Every line that contains the word "Format" should be copied.
[Start Record excerpts]
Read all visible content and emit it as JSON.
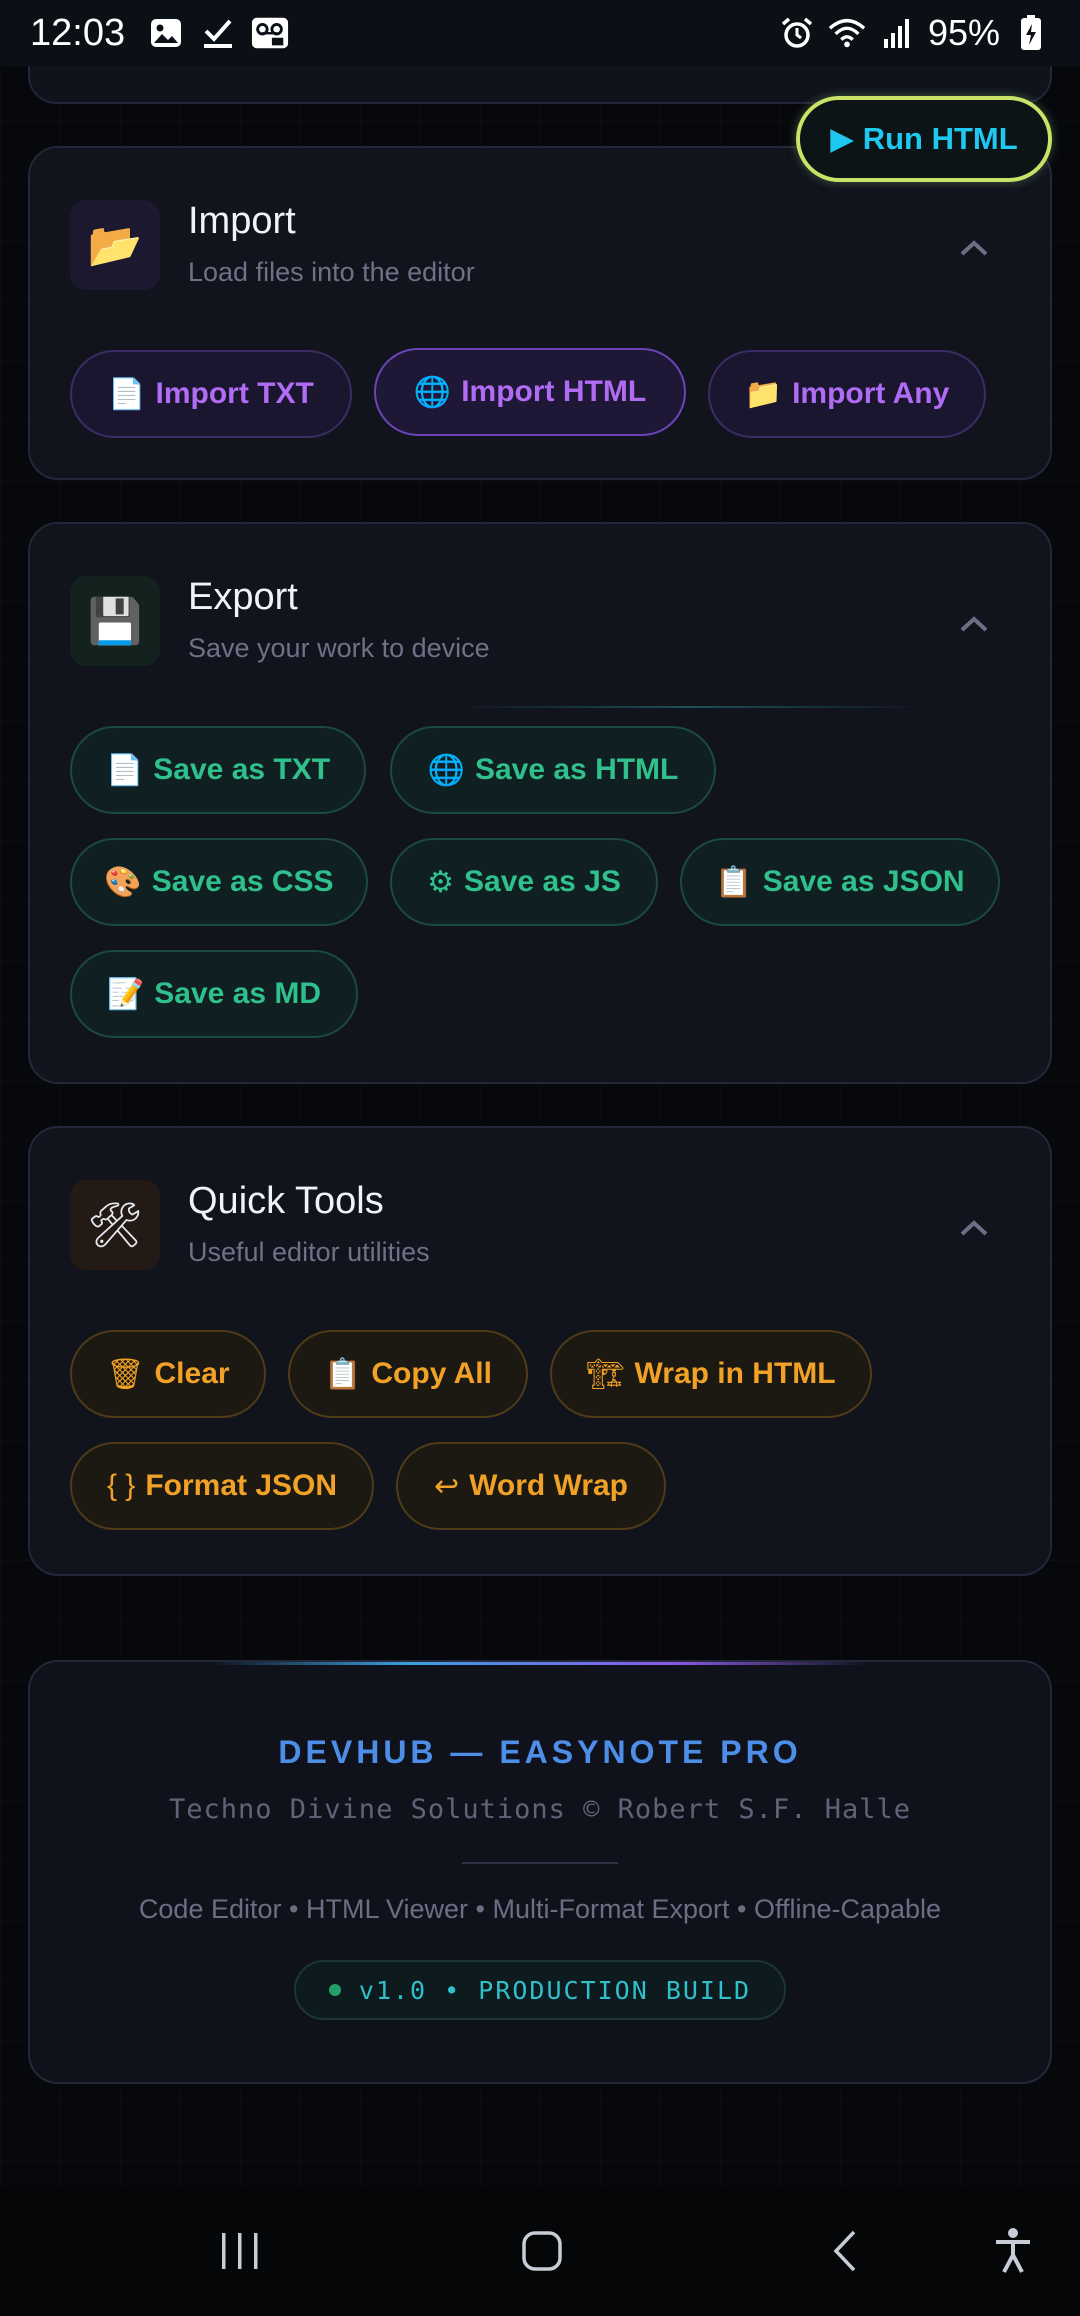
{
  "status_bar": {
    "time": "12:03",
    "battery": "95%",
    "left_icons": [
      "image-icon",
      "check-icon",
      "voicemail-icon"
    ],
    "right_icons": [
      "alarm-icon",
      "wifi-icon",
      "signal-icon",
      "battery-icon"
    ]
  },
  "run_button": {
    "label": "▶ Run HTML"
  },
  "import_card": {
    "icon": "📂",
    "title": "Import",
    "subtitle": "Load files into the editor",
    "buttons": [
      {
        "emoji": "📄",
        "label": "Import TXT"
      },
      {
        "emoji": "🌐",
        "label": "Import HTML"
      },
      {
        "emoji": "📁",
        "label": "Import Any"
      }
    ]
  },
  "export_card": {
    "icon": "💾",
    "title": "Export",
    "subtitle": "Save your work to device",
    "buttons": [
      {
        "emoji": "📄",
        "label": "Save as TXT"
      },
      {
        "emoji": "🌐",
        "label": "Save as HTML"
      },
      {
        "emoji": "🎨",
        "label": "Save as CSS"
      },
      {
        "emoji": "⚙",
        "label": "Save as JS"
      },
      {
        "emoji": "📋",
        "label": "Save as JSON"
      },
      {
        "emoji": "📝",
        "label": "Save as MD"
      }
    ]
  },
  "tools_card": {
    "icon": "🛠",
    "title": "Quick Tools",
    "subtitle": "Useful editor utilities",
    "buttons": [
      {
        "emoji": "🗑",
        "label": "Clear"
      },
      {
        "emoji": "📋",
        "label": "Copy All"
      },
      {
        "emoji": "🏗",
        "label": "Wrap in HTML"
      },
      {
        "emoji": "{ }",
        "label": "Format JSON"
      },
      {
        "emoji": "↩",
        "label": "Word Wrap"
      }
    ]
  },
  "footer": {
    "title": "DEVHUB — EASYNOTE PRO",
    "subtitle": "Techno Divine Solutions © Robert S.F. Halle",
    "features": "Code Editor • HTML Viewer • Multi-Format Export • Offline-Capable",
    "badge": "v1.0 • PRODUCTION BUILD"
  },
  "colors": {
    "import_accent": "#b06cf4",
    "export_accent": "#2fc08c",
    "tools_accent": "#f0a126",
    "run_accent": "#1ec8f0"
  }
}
[End Record excerpts]
# Complete answer
        "label": "Format JSON"
    "features": "Code Editor • HTML Viewer • Multi-Format Export • Offline-Capable",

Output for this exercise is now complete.